__PROBLEM__. Print all of the entries exactly, minus the pictures.

__EXERCISE MATERIALS__.
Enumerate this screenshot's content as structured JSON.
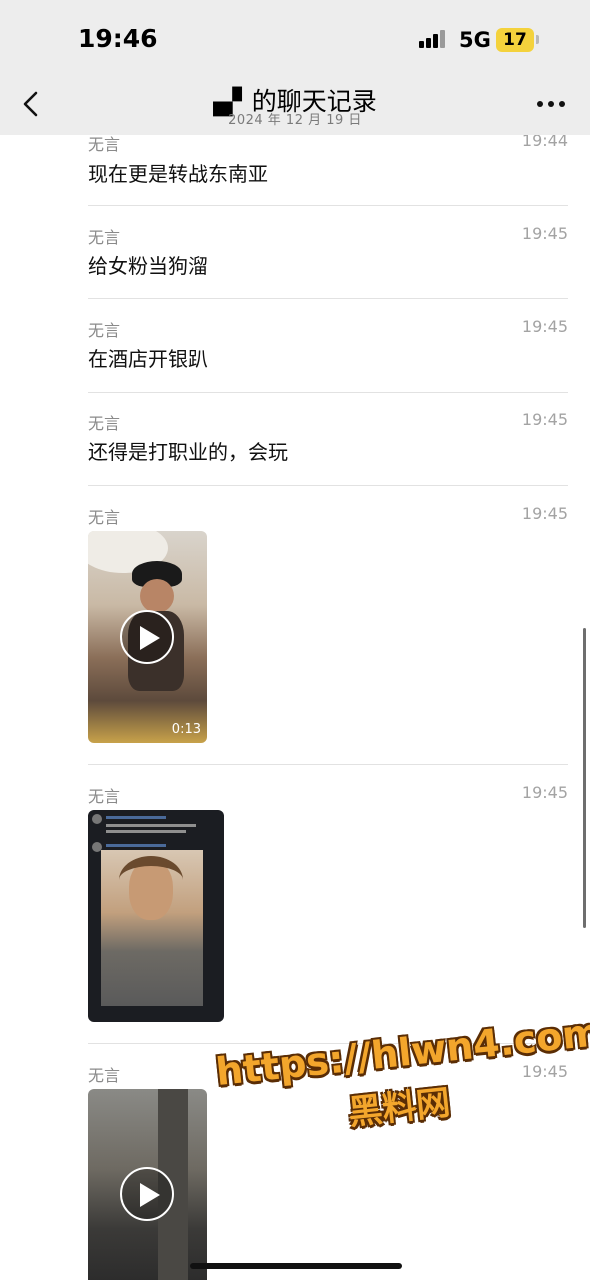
{
  "status_bar": {
    "time": "19:46",
    "network": "5G",
    "battery": "17"
  },
  "nav": {
    "title": "▄▘的聊天记录",
    "subtitle": "2024 年 12 月 19 日"
  },
  "messages": [
    {
      "sender": "无言",
      "time": "19:44",
      "text": "现在更是转战东南亚"
    },
    {
      "sender": "无言",
      "time": "19:45",
      "text": "给女粉当狗溜"
    },
    {
      "sender": "无言",
      "time": "19:45",
      "text": "在酒店开银趴"
    },
    {
      "sender": "无言",
      "time": "19:45",
      "text": "还得是打职业的，会玩"
    },
    {
      "sender": "无言",
      "time": "19:45",
      "video_duration": "0:13"
    },
    {
      "sender": "无言",
      "time": "19:45"
    },
    {
      "sender": "无言",
      "time": "19:45"
    }
  ],
  "watermark": {
    "url": "https://hlwn4.com",
    "name": "黑料网"
  },
  "icons": {
    "back": "chevron-left-icon",
    "more": "more-dots-icon",
    "play": "play-icon"
  }
}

__SOLUTION FOR THIS PROBLEM__.
Enumerate this screenshot's content as structured JSON.
{
  "status_bar": {
    "time": "19:46",
    "network": "5G",
    "battery": "17"
  },
  "nav": {
    "title": "▄▘的聊天记录",
    "subtitle": "2024 年 12 月 19 日"
  },
  "messages": [
    {
      "sender": "无言",
      "time": "19:44",
      "text": "现在更是转战东南亚"
    },
    {
      "sender": "无言",
      "time": "19:45",
      "text": "给女粉当狗溜"
    },
    {
      "sender": "无言",
      "time": "19:45",
      "text": "在酒店开银趴"
    },
    {
      "sender": "无言",
      "time": "19:45",
      "text": "还得是打职业的，会玩"
    },
    {
      "sender": "无言",
      "time": "19:45",
      "video_duration": "0:13"
    },
    {
      "sender": "无言",
      "time": "19:45"
    },
    {
      "sender": "无言",
      "time": "19:45"
    }
  ],
  "watermark": {
    "url": "https://hlwn4.com",
    "name": "黑料网"
  },
  "icons": {
    "back": "chevron-left-icon",
    "more": "more-dots-icon",
    "play": "play-icon"
  }
}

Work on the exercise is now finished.